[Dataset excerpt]

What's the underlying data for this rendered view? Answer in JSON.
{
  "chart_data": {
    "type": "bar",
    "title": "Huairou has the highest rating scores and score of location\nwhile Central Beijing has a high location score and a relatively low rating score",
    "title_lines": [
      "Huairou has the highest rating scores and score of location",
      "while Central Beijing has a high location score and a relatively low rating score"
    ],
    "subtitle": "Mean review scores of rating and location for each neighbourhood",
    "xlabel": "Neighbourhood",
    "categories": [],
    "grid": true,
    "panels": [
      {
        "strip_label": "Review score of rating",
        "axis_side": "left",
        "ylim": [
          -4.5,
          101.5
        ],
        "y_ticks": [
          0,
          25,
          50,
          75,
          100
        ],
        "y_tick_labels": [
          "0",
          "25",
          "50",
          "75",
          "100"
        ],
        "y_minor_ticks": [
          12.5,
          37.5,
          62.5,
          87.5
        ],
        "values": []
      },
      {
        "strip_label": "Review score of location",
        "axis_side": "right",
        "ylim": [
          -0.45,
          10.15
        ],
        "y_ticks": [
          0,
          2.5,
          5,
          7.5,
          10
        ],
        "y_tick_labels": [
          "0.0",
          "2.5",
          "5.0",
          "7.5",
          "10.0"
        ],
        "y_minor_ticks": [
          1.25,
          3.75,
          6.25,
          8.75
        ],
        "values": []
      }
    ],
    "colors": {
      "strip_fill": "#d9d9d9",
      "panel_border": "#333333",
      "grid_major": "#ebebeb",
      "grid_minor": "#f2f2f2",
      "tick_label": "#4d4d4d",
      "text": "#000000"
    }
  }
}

**WORK REQUIRED**
Copy each record from above without leaving any out.

**THE RESPONSE**
What's the underlying data for this rendered view? Answer in JSON.
{
  "chart_data": {
    "type": "bar",
    "title": "Huairou has the highest rating scores and score of location\nwhile Central Beijing has a high location score and a relatively low rating score",
    "title_lines": [
      "Huairou has the highest rating scores and score of location",
      "while Central Beijing has a high location score and a relatively low rating score"
    ],
    "subtitle": "Mean review scores of rating and location for each neighbourhood",
    "xlabel": "Neighbourhood",
    "categories": [],
    "grid": true,
    "panels": [
      {
        "strip_label": "Review score of rating",
        "axis_side": "left",
        "ylim": [
          -4.5,
          101.5
        ],
        "y_ticks": [
          0,
          25,
          50,
          75,
          100
        ],
        "y_tick_labels": [
          "0",
          "25",
          "50",
          "75",
          "100"
        ],
        "y_minor_ticks": [
          12.5,
          37.5,
          62.5,
          87.5
        ],
        "values": []
      },
      {
        "strip_label": "Review score of location",
        "axis_side": "right",
        "ylim": [
          -0.45,
          10.15
        ],
        "y_ticks": [
          0,
          2.5,
          5,
          7.5,
          10
        ],
        "y_tick_labels": [
          "0.0",
          "2.5",
          "5.0",
          "7.5",
          "10.0"
        ],
        "y_minor_ticks": [
          1.25,
          3.75,
          6.25,
          8.75
        ],
        "values": []
      }
    ],
    "colors": {
      "strip_fill": "#d9d9d9",
      "panel_border": "#333333",
      "grid_major": "#ebebeb",
      "grid_minor": "#f2f2f2",
      "tick_label": "#4d4d4d",
      "text": "#000000"
    }
  }
}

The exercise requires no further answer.